§ **SET PROBLEM**
Tell how many lines have the string "still" in them, and write nothing besides the number.
↓↓↓
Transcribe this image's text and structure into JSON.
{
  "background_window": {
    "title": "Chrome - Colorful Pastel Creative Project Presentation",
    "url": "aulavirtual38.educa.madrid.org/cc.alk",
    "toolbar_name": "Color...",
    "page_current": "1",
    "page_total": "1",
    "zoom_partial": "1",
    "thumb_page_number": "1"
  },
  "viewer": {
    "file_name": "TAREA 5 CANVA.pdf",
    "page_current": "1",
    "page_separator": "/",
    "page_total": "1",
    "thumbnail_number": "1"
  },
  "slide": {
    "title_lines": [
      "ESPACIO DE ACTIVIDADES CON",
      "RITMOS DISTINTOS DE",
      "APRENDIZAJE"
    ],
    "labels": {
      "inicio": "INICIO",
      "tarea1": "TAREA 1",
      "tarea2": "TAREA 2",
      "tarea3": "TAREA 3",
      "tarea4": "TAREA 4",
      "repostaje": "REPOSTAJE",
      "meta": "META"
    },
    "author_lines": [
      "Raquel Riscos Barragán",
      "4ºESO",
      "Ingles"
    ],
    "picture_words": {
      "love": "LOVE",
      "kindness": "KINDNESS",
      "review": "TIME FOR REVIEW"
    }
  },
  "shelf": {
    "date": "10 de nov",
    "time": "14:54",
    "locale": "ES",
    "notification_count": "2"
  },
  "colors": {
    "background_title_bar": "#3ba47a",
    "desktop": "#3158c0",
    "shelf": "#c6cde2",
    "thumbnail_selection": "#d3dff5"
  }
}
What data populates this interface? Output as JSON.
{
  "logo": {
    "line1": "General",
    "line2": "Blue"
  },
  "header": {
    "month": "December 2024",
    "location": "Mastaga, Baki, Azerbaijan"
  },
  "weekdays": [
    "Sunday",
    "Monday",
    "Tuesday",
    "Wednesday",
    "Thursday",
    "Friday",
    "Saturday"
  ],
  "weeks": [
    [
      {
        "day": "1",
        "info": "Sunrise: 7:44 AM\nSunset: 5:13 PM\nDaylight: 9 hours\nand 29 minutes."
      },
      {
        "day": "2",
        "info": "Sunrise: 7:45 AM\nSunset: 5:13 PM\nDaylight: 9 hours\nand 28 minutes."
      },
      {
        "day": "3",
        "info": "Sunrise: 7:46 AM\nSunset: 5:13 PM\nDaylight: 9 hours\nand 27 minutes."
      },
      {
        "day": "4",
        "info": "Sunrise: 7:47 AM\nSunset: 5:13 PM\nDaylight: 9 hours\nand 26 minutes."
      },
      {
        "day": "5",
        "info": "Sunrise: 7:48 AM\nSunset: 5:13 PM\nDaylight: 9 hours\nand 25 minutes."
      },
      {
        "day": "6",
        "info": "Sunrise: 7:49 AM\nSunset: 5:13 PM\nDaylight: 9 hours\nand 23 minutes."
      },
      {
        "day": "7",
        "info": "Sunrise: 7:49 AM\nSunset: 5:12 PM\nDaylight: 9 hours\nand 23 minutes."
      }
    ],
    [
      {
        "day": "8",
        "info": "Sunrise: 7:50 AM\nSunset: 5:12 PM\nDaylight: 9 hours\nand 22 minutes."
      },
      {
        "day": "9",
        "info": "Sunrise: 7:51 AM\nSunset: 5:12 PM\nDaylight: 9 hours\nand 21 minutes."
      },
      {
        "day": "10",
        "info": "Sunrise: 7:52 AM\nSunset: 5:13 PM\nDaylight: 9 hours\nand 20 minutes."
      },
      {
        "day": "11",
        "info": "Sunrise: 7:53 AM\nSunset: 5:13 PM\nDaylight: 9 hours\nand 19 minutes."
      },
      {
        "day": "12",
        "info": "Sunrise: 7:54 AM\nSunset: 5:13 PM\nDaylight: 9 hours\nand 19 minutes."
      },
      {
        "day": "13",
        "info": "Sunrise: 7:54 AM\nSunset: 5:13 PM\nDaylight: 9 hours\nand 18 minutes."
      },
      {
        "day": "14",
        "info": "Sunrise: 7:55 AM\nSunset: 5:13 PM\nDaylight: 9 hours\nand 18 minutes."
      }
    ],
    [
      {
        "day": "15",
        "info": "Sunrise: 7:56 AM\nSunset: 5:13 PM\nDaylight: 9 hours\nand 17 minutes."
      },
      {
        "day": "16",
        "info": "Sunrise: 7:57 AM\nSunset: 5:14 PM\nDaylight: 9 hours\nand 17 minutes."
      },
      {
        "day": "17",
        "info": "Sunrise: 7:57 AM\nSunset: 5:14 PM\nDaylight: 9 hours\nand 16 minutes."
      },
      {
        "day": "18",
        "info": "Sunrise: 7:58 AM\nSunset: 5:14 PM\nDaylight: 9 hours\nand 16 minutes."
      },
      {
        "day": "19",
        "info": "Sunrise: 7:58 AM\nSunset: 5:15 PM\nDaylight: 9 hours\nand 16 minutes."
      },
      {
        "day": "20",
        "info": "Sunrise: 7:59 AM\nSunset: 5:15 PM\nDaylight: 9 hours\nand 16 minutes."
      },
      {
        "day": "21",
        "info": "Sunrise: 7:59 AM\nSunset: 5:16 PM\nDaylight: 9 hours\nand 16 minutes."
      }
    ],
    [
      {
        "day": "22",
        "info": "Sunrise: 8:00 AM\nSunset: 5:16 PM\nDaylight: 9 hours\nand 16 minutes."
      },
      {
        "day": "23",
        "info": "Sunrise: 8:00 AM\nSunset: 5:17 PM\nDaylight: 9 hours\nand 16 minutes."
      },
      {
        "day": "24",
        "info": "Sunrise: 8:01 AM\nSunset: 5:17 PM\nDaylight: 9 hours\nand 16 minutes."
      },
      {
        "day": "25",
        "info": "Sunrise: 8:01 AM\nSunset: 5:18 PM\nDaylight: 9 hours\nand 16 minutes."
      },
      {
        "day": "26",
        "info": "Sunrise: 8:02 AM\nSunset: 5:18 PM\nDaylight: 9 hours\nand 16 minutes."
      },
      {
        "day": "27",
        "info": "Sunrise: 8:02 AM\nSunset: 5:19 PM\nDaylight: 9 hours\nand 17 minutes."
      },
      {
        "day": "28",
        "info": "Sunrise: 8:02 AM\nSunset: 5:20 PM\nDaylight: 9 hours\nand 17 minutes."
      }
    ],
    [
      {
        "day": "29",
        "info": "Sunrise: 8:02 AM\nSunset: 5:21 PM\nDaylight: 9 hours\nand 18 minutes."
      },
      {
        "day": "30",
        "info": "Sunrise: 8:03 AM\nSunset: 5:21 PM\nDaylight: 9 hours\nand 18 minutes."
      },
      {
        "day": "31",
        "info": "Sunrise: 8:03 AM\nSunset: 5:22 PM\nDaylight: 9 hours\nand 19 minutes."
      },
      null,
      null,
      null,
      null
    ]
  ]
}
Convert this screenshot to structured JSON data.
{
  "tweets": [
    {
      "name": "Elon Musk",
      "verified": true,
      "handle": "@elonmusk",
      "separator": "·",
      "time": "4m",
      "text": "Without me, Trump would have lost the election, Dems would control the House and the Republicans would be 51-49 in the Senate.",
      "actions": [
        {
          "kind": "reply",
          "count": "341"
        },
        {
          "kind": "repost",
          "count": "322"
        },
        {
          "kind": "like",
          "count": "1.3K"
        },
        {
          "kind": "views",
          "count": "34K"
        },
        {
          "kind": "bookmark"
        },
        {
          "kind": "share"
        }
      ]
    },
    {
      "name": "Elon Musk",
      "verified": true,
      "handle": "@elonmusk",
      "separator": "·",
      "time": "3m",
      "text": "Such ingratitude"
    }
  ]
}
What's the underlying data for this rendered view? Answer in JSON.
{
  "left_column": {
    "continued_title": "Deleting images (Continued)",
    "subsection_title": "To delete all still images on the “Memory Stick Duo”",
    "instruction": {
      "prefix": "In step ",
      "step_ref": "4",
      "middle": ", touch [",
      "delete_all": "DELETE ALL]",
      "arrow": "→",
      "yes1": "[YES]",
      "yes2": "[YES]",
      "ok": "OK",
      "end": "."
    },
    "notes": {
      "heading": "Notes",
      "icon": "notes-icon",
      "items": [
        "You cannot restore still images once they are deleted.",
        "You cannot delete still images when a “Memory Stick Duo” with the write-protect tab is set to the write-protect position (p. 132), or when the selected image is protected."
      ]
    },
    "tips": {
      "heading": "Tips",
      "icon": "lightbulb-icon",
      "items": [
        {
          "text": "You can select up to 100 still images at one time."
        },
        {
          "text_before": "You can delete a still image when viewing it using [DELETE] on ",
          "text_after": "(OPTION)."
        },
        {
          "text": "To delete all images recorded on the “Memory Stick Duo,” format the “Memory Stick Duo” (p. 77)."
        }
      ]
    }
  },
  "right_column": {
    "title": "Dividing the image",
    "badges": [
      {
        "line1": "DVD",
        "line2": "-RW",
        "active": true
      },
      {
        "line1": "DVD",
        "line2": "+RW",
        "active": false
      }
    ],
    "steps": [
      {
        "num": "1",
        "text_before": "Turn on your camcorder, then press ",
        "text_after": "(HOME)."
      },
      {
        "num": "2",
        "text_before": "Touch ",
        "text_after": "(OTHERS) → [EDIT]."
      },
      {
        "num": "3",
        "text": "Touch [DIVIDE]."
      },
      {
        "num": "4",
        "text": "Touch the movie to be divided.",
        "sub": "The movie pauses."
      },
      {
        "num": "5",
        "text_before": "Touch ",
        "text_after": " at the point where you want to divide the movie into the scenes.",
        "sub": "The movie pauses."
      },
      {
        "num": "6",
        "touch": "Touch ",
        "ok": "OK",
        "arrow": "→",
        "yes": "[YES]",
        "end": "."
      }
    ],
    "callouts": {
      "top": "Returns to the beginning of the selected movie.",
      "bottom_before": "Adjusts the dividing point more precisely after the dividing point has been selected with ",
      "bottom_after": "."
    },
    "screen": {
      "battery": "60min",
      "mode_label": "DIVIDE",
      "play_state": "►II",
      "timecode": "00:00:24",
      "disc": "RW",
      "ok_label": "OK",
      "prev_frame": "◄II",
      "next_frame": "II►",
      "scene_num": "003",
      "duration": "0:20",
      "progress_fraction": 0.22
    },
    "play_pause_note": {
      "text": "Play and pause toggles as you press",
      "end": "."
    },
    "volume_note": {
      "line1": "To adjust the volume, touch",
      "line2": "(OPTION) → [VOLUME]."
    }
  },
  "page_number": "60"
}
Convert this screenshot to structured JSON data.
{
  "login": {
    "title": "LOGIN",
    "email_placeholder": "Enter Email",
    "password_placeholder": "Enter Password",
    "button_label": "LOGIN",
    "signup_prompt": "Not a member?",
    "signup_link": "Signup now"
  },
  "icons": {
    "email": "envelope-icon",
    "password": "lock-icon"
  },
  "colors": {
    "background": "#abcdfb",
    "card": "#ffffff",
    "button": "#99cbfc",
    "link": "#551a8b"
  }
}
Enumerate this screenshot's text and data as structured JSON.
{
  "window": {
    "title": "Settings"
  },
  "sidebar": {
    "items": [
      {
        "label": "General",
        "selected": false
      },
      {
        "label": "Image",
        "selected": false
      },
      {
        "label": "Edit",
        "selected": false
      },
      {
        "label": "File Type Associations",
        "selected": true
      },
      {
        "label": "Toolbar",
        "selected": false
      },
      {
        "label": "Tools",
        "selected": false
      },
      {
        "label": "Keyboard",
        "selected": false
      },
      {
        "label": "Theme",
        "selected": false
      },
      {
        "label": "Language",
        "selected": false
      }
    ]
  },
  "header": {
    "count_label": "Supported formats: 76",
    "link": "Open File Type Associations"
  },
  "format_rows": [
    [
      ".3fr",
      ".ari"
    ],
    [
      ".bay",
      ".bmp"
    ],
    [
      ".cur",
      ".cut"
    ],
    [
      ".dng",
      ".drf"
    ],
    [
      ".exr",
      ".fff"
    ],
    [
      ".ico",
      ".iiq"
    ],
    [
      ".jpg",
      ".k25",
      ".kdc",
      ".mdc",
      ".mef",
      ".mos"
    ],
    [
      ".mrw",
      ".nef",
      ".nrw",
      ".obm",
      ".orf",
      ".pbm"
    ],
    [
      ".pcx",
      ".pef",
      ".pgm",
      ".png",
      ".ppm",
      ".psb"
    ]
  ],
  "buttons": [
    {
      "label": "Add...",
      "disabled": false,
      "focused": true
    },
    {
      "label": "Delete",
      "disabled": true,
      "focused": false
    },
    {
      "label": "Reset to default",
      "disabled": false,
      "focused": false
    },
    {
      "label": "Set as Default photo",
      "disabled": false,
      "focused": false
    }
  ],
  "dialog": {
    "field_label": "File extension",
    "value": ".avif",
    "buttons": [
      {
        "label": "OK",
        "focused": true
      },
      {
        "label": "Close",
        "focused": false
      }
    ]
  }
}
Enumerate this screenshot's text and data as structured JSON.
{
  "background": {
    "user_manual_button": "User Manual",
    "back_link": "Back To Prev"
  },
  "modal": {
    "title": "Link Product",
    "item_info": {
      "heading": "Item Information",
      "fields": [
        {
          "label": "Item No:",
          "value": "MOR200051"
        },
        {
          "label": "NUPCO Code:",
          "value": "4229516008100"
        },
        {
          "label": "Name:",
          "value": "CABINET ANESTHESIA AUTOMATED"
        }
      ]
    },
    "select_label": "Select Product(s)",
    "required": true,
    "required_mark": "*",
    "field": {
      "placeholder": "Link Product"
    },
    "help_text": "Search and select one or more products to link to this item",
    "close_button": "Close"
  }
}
↑↑↑
§ **WRITTEN ANSWER**
5